WRITTEN PROBLEM >> Copy each line with the word "logg" in it.

Figure data in JSON >>
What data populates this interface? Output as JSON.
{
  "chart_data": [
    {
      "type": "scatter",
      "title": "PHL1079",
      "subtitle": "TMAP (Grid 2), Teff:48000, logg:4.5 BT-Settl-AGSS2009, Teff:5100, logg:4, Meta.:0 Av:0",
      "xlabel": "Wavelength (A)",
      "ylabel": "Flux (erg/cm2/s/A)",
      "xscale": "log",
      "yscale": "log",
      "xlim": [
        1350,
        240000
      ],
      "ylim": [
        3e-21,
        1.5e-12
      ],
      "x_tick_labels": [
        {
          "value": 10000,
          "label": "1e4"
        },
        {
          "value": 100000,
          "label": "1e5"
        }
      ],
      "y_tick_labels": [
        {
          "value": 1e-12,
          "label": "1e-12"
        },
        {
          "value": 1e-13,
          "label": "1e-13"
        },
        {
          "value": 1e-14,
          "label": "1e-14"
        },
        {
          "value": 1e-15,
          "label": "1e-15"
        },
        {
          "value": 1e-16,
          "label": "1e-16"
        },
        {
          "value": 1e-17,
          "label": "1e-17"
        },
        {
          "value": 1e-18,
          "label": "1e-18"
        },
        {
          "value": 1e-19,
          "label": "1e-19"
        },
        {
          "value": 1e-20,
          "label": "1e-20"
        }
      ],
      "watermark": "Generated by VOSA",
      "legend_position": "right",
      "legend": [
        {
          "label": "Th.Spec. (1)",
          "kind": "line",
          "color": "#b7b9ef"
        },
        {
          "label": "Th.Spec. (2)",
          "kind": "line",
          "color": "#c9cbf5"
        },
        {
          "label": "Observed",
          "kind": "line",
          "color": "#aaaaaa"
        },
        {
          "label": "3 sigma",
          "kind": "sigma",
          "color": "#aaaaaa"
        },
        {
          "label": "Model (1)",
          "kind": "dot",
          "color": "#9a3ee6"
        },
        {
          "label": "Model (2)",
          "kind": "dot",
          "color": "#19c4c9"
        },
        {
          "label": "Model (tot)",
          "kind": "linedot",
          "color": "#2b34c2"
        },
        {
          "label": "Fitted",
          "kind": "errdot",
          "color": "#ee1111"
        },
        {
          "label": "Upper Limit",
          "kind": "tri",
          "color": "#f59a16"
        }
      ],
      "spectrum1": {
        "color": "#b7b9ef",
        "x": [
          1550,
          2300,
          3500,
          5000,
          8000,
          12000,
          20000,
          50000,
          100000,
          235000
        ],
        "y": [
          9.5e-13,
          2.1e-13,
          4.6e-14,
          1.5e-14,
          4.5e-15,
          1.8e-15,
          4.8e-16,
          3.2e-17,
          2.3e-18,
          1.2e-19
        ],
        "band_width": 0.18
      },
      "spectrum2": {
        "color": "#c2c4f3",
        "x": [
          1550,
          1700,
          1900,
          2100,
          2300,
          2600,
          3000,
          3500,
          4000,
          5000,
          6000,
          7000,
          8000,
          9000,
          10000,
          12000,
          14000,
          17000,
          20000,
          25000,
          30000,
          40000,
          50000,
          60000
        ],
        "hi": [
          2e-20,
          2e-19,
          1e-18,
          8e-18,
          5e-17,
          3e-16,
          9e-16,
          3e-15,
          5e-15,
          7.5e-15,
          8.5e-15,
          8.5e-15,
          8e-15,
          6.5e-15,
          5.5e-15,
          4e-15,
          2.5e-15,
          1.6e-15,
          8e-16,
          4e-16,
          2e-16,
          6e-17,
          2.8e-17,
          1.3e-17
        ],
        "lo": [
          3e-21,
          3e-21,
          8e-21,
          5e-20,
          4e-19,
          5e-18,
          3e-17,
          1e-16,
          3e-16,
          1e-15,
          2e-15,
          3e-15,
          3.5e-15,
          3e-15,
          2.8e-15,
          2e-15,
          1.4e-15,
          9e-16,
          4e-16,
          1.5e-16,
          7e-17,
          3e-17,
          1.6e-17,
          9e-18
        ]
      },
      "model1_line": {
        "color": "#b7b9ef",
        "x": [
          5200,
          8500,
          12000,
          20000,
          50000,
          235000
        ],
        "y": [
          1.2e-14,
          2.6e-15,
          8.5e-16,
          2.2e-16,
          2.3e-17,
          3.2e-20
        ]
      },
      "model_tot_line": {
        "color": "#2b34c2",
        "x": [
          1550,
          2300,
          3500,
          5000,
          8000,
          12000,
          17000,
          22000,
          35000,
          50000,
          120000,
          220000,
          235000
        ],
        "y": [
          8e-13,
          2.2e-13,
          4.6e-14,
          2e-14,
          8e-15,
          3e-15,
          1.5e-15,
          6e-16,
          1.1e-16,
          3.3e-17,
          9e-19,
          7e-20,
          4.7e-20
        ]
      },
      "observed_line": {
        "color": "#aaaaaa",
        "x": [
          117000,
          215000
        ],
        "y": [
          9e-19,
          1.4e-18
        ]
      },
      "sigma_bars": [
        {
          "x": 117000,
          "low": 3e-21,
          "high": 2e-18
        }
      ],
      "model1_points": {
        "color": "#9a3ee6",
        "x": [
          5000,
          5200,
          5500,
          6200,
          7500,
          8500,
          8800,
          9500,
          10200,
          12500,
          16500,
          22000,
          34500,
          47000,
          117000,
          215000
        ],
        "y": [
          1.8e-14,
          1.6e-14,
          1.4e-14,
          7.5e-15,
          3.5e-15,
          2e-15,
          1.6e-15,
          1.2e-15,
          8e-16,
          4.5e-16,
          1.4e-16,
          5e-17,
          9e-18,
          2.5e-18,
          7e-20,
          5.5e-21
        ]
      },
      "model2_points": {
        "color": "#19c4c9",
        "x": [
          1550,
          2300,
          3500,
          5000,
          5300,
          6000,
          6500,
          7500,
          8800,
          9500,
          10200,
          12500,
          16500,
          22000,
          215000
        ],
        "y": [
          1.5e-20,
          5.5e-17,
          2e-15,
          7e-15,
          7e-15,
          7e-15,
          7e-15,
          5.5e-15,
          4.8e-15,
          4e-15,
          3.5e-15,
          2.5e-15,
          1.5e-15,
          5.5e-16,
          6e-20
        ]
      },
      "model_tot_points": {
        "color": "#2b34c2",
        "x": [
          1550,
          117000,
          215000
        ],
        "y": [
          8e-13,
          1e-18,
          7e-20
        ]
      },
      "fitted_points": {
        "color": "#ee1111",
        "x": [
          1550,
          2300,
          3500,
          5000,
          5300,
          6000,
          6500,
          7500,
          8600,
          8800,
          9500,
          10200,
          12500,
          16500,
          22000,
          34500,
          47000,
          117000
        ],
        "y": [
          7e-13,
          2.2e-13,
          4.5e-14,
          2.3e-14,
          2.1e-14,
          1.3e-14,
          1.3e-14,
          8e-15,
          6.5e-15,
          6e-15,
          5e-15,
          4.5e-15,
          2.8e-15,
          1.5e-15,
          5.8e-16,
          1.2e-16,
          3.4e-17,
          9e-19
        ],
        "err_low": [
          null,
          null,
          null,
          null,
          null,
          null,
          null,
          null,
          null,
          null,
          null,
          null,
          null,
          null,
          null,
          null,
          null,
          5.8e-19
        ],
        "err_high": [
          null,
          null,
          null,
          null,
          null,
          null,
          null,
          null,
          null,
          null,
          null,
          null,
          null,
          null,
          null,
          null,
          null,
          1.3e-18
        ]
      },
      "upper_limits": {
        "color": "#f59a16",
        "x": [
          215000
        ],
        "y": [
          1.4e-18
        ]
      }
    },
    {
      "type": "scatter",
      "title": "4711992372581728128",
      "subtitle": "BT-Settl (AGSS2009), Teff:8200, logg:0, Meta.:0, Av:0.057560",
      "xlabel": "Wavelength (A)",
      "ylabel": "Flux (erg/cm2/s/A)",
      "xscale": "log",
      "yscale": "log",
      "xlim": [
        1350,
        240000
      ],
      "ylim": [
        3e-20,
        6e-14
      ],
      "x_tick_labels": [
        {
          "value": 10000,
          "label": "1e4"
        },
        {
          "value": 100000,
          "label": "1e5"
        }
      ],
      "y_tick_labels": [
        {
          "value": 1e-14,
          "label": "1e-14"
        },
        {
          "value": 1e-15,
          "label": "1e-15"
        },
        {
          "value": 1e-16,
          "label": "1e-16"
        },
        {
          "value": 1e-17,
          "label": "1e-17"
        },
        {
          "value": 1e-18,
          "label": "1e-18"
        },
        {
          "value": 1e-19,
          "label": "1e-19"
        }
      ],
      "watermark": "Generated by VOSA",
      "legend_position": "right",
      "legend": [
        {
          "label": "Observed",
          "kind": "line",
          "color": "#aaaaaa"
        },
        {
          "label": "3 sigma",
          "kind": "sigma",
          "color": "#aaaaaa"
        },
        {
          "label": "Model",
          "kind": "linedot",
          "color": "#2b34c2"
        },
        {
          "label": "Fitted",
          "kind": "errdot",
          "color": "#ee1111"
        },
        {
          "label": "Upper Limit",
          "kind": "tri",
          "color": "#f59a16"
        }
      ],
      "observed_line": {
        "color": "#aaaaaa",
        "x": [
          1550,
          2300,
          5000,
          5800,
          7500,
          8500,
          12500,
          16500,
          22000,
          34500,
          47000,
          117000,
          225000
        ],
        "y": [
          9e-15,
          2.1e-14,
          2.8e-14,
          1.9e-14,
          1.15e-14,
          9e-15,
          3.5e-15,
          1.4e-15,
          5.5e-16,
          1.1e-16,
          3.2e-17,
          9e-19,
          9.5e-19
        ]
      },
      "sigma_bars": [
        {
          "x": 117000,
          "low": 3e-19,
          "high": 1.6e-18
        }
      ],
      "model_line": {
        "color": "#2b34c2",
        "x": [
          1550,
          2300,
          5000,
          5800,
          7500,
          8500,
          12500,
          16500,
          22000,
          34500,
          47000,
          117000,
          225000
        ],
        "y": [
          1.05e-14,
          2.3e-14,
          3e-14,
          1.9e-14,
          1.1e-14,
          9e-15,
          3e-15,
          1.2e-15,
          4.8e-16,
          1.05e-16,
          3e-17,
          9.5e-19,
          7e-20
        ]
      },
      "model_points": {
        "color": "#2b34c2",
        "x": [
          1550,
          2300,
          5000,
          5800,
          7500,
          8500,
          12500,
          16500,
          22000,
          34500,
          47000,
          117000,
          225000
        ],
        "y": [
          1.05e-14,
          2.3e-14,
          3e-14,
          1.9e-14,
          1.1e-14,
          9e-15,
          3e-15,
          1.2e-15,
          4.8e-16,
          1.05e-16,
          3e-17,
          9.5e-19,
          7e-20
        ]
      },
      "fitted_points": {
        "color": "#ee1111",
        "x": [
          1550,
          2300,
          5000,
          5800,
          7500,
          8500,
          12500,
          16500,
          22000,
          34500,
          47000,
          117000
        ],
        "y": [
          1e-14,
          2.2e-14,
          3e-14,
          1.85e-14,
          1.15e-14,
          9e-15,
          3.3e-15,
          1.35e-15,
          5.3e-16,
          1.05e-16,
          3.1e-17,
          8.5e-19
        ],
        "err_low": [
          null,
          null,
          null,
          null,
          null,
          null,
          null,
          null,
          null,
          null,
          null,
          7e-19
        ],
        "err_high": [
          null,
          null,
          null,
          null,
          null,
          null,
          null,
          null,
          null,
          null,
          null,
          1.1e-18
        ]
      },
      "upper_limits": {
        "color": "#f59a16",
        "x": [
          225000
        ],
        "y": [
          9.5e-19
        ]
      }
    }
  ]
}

EXERCISE RESULT >>
      "subtitle": "TMAP (Grid 2), Teff:48000, logg:4.5 BT-Settl-AGSS2009, Teff:5100, logg:4, Meta.:0 Av:0",
      "subtitle": "BT-Settl (AGSS2009), Teff:8200, logg:0, Meta.:0, Av:0.057560",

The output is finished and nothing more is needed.